▸ EXERCISE INSTRUCTIONS:
Within the material below, find each line bearing the word "espacio" and present it.

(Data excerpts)
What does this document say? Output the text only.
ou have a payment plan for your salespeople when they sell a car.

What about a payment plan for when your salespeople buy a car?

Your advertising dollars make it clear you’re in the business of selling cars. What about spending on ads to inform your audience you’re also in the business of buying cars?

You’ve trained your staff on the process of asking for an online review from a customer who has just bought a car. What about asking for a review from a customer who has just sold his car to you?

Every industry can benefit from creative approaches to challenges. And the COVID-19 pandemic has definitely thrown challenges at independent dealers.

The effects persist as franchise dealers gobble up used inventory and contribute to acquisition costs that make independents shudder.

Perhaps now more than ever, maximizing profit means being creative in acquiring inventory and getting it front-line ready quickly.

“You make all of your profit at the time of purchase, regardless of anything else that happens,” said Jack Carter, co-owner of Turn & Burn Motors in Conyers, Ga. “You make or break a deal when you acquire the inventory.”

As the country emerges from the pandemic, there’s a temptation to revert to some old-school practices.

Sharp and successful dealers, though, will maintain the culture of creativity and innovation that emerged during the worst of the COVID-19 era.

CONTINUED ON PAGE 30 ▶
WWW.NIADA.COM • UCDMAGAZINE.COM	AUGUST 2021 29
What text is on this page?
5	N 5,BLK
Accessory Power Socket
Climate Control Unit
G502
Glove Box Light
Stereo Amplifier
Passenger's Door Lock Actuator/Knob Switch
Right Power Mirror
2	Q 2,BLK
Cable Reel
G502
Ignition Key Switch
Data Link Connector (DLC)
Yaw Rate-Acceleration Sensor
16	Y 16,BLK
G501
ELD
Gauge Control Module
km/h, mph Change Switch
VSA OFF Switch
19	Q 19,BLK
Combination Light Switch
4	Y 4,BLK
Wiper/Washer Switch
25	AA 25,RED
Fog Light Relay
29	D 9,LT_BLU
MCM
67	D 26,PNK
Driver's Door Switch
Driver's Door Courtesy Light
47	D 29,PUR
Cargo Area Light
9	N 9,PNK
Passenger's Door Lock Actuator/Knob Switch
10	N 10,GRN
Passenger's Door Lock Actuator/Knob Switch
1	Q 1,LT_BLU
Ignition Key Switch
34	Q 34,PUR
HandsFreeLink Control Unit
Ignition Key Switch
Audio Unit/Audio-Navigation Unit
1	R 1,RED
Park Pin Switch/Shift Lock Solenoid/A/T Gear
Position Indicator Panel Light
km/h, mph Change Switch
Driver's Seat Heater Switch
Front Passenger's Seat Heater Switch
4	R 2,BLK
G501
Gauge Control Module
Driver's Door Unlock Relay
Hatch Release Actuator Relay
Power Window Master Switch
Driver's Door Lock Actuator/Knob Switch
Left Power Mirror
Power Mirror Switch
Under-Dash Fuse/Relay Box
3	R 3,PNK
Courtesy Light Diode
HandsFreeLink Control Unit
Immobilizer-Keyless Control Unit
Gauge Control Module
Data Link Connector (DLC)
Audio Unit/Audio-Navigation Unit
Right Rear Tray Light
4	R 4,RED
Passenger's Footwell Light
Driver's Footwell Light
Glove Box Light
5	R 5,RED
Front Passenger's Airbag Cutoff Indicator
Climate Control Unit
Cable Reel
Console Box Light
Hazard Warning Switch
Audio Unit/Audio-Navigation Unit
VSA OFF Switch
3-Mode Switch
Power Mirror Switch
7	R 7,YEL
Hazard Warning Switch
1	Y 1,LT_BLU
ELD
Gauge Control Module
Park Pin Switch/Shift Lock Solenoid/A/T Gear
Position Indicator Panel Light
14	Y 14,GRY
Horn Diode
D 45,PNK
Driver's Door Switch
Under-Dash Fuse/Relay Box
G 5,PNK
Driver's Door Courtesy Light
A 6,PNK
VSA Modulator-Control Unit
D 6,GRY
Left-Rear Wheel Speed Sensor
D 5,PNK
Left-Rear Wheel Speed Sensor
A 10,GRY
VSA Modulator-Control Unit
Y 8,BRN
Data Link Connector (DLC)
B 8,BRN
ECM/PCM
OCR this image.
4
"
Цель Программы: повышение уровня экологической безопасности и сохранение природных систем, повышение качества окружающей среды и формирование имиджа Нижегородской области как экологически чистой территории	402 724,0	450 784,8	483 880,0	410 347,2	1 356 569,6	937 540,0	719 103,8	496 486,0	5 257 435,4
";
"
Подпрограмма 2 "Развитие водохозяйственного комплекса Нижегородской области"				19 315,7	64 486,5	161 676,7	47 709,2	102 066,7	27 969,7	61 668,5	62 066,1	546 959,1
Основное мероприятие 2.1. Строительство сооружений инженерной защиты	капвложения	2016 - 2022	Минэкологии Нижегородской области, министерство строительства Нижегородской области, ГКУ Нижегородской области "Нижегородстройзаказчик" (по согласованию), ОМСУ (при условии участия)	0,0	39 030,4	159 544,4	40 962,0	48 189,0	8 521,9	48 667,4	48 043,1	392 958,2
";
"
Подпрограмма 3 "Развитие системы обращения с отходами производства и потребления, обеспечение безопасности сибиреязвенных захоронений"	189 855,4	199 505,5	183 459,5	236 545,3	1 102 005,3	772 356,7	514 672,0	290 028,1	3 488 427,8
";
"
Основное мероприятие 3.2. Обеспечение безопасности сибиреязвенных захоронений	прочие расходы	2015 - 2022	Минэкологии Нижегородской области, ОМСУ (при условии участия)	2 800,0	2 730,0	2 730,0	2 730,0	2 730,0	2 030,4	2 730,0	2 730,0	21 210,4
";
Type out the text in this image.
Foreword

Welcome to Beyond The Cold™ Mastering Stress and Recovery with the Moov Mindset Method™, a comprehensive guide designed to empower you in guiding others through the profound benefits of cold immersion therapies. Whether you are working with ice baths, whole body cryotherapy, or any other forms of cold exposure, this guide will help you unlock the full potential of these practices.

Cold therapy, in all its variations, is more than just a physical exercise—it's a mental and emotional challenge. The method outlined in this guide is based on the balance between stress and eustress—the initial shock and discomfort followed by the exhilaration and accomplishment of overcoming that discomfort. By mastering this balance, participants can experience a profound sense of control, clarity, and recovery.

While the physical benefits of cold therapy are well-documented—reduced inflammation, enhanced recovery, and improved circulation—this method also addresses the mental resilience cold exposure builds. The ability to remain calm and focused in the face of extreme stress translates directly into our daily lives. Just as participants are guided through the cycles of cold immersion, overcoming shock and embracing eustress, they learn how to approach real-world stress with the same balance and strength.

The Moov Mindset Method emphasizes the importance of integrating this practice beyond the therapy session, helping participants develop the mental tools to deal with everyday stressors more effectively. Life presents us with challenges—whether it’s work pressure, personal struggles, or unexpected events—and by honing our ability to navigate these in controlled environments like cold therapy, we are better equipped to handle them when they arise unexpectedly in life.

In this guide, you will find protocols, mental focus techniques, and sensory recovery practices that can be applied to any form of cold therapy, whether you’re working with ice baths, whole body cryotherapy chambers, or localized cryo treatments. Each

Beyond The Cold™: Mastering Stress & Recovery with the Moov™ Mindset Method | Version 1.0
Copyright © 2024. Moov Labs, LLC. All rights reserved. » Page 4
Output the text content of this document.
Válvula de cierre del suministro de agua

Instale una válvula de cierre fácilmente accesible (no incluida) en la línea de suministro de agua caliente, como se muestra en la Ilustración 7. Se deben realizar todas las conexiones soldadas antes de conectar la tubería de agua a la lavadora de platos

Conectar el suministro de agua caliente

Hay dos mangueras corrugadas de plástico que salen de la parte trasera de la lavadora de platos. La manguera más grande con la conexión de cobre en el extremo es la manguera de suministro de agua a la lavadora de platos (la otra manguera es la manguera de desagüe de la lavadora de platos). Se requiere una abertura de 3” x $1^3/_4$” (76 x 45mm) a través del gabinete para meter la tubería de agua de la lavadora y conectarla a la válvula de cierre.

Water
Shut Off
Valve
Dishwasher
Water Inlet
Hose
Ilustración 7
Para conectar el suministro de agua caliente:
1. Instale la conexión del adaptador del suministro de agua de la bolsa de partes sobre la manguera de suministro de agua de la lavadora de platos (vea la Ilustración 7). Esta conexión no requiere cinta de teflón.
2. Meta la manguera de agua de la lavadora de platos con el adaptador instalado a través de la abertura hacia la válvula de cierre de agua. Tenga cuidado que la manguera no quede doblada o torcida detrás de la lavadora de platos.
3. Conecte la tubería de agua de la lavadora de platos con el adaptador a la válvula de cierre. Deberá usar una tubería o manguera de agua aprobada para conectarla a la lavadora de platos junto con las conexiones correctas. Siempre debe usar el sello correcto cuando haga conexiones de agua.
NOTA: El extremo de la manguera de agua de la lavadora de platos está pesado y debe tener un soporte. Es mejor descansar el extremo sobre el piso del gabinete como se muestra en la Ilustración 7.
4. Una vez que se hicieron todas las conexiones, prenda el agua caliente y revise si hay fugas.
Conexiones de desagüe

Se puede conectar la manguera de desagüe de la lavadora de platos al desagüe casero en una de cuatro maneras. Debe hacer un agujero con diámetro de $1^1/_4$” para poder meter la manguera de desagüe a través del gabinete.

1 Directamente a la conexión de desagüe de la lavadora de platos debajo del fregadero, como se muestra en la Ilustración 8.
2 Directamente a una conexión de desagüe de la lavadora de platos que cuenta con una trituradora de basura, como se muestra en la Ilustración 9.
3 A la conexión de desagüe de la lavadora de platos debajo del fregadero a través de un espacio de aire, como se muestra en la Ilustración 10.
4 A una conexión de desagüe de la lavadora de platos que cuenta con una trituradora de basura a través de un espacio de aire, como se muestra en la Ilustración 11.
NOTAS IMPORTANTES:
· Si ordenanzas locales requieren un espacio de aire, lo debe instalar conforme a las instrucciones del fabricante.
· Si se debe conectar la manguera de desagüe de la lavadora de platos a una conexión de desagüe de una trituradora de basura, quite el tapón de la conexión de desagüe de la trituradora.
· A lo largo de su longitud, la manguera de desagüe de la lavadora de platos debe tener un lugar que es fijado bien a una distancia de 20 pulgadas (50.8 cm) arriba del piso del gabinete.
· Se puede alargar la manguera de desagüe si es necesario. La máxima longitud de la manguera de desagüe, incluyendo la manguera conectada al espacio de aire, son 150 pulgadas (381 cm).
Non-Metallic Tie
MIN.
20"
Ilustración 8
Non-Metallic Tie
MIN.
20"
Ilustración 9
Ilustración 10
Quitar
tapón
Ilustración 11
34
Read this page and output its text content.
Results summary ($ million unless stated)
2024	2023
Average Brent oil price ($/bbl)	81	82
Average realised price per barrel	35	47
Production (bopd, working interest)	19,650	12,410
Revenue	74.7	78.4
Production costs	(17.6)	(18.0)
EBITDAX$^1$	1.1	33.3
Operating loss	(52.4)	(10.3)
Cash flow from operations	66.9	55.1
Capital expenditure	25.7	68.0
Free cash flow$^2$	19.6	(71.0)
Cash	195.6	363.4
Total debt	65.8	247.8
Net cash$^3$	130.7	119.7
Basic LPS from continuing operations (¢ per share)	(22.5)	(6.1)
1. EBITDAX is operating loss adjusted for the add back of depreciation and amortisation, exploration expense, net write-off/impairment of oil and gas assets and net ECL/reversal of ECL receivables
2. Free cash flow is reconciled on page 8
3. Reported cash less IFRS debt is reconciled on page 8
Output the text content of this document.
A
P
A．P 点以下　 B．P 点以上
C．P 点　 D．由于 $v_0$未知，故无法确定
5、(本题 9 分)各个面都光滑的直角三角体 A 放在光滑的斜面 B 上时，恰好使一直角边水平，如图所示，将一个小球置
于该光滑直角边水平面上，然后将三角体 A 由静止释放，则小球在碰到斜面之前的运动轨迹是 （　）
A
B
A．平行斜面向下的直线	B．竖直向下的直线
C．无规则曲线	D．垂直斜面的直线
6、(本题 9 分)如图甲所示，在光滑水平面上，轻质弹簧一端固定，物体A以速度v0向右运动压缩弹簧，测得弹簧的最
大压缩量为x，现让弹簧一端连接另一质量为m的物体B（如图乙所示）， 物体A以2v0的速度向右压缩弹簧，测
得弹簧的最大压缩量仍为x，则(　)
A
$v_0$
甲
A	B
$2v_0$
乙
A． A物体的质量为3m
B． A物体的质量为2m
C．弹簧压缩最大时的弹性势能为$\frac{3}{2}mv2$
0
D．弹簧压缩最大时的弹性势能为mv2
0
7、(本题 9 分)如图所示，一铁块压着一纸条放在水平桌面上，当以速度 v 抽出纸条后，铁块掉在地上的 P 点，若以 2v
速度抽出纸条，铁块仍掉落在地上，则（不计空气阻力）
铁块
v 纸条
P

▸ TASK OUTPUT:
3 A la conexión de desagüe de la lavadora de platos debajo del fregadero a través de un espacio de aire, como se muestra en la Ilustración 10.
4 A una conexión de desagüe de la lavadora de platos que cuenta con una trituradora de basura a través de un espacio de aire, como se muestra en la Ilustración 11.
· Si ordenanzas locales requieren un espacio de aire, lo debe instalar conforme a las instrucciones del fabricante.
· Se puede alargar la manguera de desagüe si es necesario. La máxima longitud de la manguera de desagüe, incluyendo la manguera conectada al espacio de aire, son 150 pulgadas (381 cm).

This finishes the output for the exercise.